### EXERCISE BRIEF
Every line below that holds the string "significant" should be copied out.

[Data tied to figure images]
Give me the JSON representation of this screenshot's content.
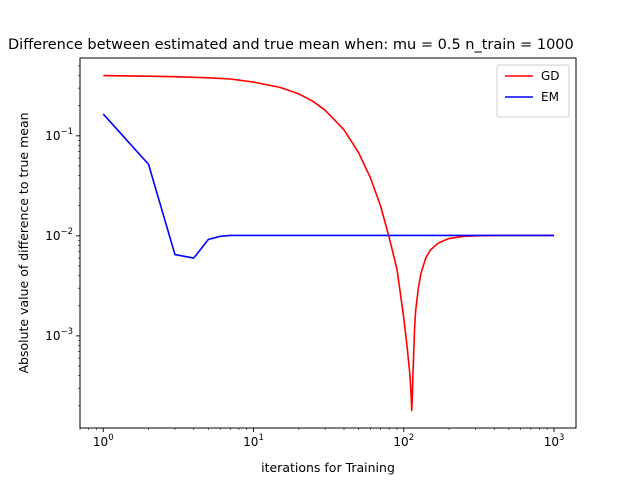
{
  "chart_data": {
    "type": "line",
    "title": "Difference between estimated and true mean when: mu = 0.5 n_train = 1000",
    "xlabel": "iterations for Training",
    "ylabel": "Absolute value of difference to true mean",
    "xscale": "log",
    "yscale": "log",
    "xlim": [
      0.7,
      1400
    ],
    "ylim": [
      0.00012,
      0.6
    ],
    "x_ticks": [
      {
        "value": 1,
        "base": "10",
        "exp": "0"
      },
      {
        "value": 10,
        "base": "10",
        "exp": "1"
      },
      {
        "value": 100,
        "base": "10",
        "exp": "2"
      },
      {
        "value": 1000,
        "base": "10",
        "exp": "3"
      }
    ],
    "y_ticks": [
      {
        "value": 0.001,
        "base": "10",
        "exp": "−3"
      },
      {
        "value": 0.01,
        "base": "10",
        "exp": "−2"
      },
      {
        "value": 0.1,
        "base": "10",
        "exp": "−1"
      }
    ],
    "grid": false,
    "legend_position": "upper right",
    "series": [
      {
        "name": "GD",
        "color": "#ff0000",
        "x": [
          1,
          2,
          3,
          5,
          7,
          10,
          15,
          20,
          25,
          30,
          40,
          50,
          60,
          70,
          80,
          90,
          100,
          105,
          110,
          112,
          113,
          114,
          115,
          118,
          120,
          125,
          130,
          140,
          150,
          170,
          200,
          250,
          300,
          400,
          500,
          700,
          1000
        ],
        "y": [
          0.4,
          0.395,
          0.39,
          0.38,
          0.37,
          0.345,
          0.305,
          0.263,
          0.22,
          0.18,
          0.115,
          0.068,
          0.038,
          0.02,
          0.0096,
          0.0047,
          0.0015,
          0.0008,
          0.0004,
          0.00025,
          0.00018,
          0.00025,
          0.0004,
          0.0012,
          0.0018,
          0.003,
          0.0042,
          0.006,
          0.0072,
          0.0085,
          0.0094,
          0.0099,
          0.01,
          0.0101,
          0.0101,
          0.0101,
          0.0101
        ]
      },
      {
        "name": "EM",
        "color": "#0000ff",
        "x": [
          1,
          2,
          3,
          4,
          5,
          6,
          7,
          8,
          10,
          20,
          50,
          100,
          200,
          500,
          1000
        ],
        "y": [
          0.165,
          0.052,
          0.0065,
          0.006,
          0.0092,
          0.0099,
          0.0101,
          0.0101,
          0.0101,
          0.0101,
          0.0101,
          0.0101,
          0.0101,
          0.0101,
          0.0101
        ]
      }
    ]
  }
}
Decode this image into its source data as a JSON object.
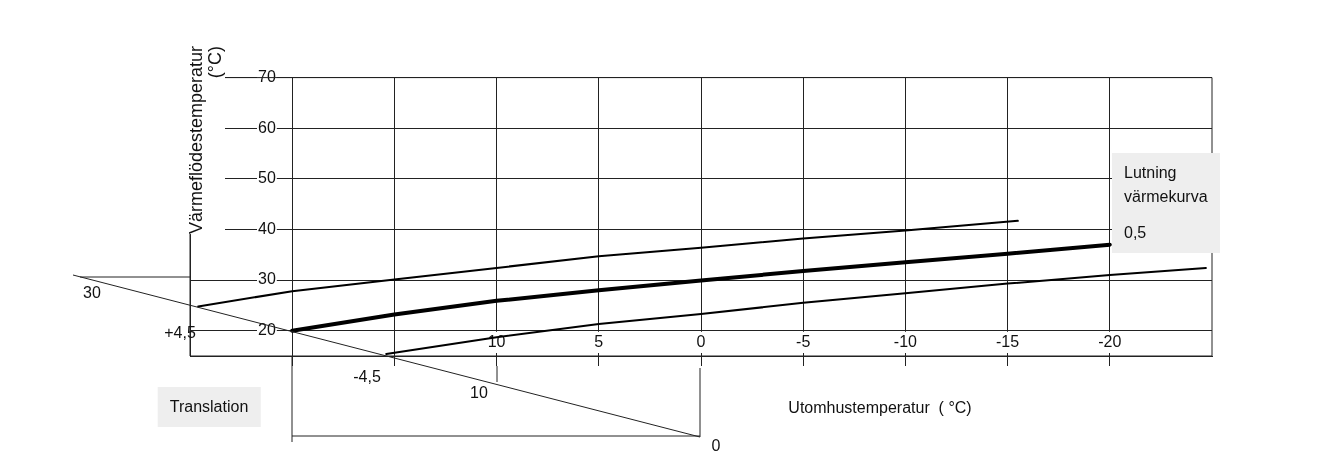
{
  "chart_data": {
    "type": "line",
    "xlabel": "Utomhustemperatur  ( °C)",
    "ylabel": "Värmeflödestemperatur\n(°C)",
    "xlim": [
      25,
      -25
    ],
    "ylim": [
      15,
      70
    ],
    "xticks": [
      {
        "value": 20,
        "label": null
      },
      {
        "value": 15,
        "label": null
      },
      10,
      5,
      0,
      -5,
      -10,
      -15,
      -20
    ],
    "yticks": [
      20,
      30,
      40,
      50,
      60,
      70
    ],
    "grid": true,
    "legend": false,
    "marker": "none",
    "line_style": "solid",
    "series": [
      {
        "color": "#000000",
        "x": [
          24.6,
          20,
          15,
          10,
          5,
          0,
          -5,
          -10,
          -15.5
        ],
        "values": [
          24.8,
          27.8,
          30.1,
          32.4,
          34.7,
          36.4,
          38.2,
          39.8,
          41.7
        ]
      },
      {
        "color": "#000000",
        "x": [
          20,
          15,
          10,
          5,
          0,
          -5,
          -10,
          -15,
          -20
        ],
        "values": [
          20,
          23.2,
          25.9,
          28.0,
          29.9,
          31.8,
          33.5,
          35.2,
          37.0
        ]
      },
      {
        "color": "#000000",
        "x": [
          15.4,
          10,
          5,
          0,
          -5,
          -10,
          -15,
          -20,
          -24.7
        ],
        "values": [
          15.4,
          18.7,
          21.3,
          23.3,
          25.5,
          27.4,
          29.3,
          31.0,
          32.4
        ]
      }
    ],
    "annotations": [
      "30",
      "+4,5",
      "-4,5",
      "10",
      "0",
      "Translation",
      "Lutning\nvärmekurva",
      "0,5"
    ]
  }
}
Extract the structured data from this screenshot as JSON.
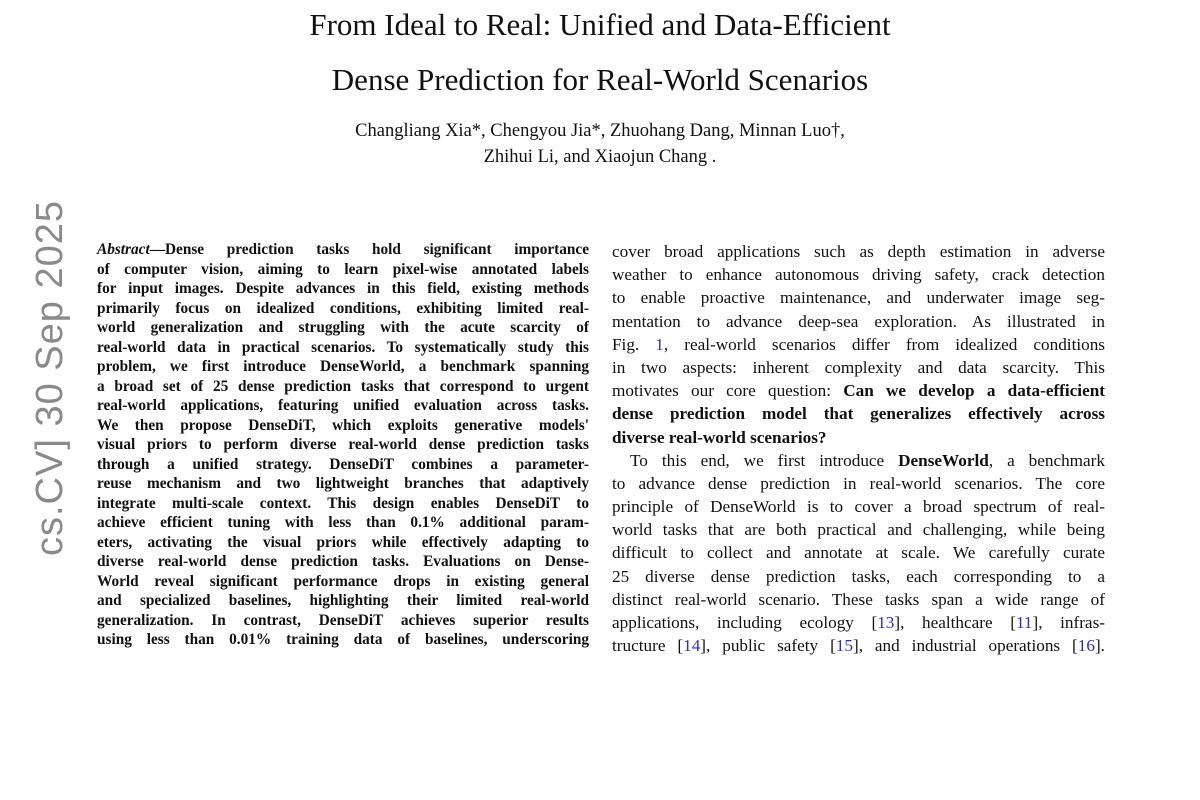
{
  "title": {
    "line1": "From Ideal to Real: Unified and Data-Efficient",
    "line2": "Dense Prediction for Real-World Scenarios"
  },
  "authors": {
    "line1": "Changliang Xia*, Chengyou Jia*, Zhuohang Dang, Minnan Luo†,",
    "line2": "Zhihui Li, and Xiaojun Chang      ."
  },
  "arxiv_stamp": "cs.CV]   30 Sep 2025",
  "abstract_lines": [
    [
      {
        "t": "Abstract",
        "s": "i"
      },
      "—Dense prediction tasks hold significant importance"
    ],
    [
      "of computer vision, aiming to learn pixel-wise annotated labels"
    ],
    [
      "for input images. Despite advances in this field, existing methods"
    ],
    [
      "primarily focus on idealized conditions, exhibiting limited real-"
    ],
    [
      "world generalization and struggling with the acute scarcity of"
    ],
    [
      "real-world data in practical scenarios. To systematically study this"
    ],
    [
      "problem, we first introduce DenseWorld, a benchmark spanning"
    ],
    [
      "a broad set of 25 dense prediction tasks that correspond to urgent"
    ],
    [
      "real-world applications, featuring unified evaluation across tasks."
    ],
    [
      "We then propose DenseDiT, which exploits generative models'"
    ],
    [
      "visual priors to perform diverse real-world dense prediction tasks"
    ],
    [
      "through a unified strategy. DenseDiT combines a parameter-"
    ],
    [
      "reuse mechanism and two lightweight branches that adaptively"
    ],
    [
      "integrate multi-scale context. This design enables DenseDiT to"
    ],
    [
      "achieve efficient tuning with less than 0.1% additional param-"
    ],
    [
      "eters, activating the visual priors while effectively adapting to"
    ],
    [
      "diverse real-world dense prediction tasks. Evaluations on Dense-"
    ],
    [
      "World reveal significant performance drops in existing general"
    ],
    [
      "and specialized baselines, highlighting their limited real-world"
    ],
    [
      "generalization. In contrast, DenseDiT achieves superior results"
    ],
    [
      "using less than 0.01% training data of baselines, underscoring"
    ]
  ],
  "body_lines": [
    [
      "cover broad applications such as depth estimation in adverse"
    ],
    [
      "weather to enhance autonomous driving safety, crack detection"
    ],
    [
      "to enable proactive maintenance, and underwater image seg-"
    ],
    [
      "mentation to advance deep-sea exploration. As illustrated in"
    ],
    [
      "Fig. ",
      {
        "t": "1",
        "s": "link"
      },
      ", real-world scenarios differ from idealized conditions"
    ],
    [
      "in two aspects: inherent complexity and data scarcity. This"
    ],
    [
      "motivates our core question: ",
      {
        "t": "Can we develop a data-efficient",
        "s": "b"
      }
    ],
    [
      {
        "t": "dense prediction model that generalizes effectively across",
        "s": "b"
      }
    ],
    [
      {
        "t": "diverse real-world scenarios?",
        "s": "b"
      }
    ],
    [
      "To this end, we first introduce ",
      {
        "t": "DenseWorld",
        "s": "b"
      },
      ", a benchmark"
    ],
    [
      "to advance dense prediction in real-world scenarios. The core"
    ],
    [
      "principle of DenseWorld is to cover a broad spectrum of real-"
    ],
    [
      "world tasks that are both practical and challenging, while being"
    ],
    [
      "difficult to collect and annotate at scale. We carefully curate"
    ],
    [
      "25 diverse dense prediction tasks, each corresponding to a"
    ],
    [
      "distinct real-world scenario. These tasks span a wide range of"
    ],
    [
      "applications, including ecology [",
      {
        "t": "13",
        "s": "link"
      },
      "], healthcare [",
      {
        "t": "11",
        "s": "link"
      },
      "], infras-"
    ],
    [
      "tructure [",
      {
        "t": "14",
        "s": "link"
      },
      "], public safety [",
      {
        "t": "15",
        "s": "link"
      },
      "], and industrial operations [",
      {
        "t": "16",
        "s": "link"
      },
      "]."
    ]
  ]
}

### CORRECT ANSWER
      "—Dense prediction tasks hold significant importance"
      "World reveal significant performance drops in existing general"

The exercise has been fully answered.